=== EXERCISE INPUTS ===
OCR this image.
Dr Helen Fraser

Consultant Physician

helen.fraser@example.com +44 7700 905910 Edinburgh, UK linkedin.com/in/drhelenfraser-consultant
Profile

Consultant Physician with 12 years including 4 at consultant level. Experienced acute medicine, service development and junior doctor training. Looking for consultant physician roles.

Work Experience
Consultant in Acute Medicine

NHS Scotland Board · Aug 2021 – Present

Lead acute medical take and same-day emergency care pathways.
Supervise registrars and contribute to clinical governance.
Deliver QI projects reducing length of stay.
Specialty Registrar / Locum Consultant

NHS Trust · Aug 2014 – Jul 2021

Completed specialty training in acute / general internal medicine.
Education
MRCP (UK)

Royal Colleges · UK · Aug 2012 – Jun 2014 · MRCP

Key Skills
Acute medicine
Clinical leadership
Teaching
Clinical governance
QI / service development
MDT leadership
===
## SHORT TASK
Each line above must be reproduced exactly as it stands.

## WRITTEN SOLUTION
OCR this image.
Dr Helen Fraser

Consultant Physician

helen.fraser@example.com +44 7700 905910 Edinburgh, UK linkedin.com/in/drhelenfraser-consultant
Profile

Consultant Physician with 12 years including 4 at consultant level. Experienced acute medicine, service development and junior doctor training. Looking for consultant physician roles.

Work Experience
Consultant in Acute Medicine

NHS Scotland Board · Aug 2021 – Present

Lead acute medical take and same-day emergency care pathways.
Supervise registrars and contribute to clinical governance.
Deliver QI projects reducing length of stay.
Specialty Registrar / Locum Consultant

NHS Trust · Aug 2014 – Jul 2021

Completed specialty training in acute / general internal medicine.
Education
MRCP (UK)

Royal Colleges · UK · Aug 2012 – Jun 2014 · MRCP

Key Skills
Acute medicine
Clinical leadership
Teaching
Clinical governance
QI / service development
MDT leadership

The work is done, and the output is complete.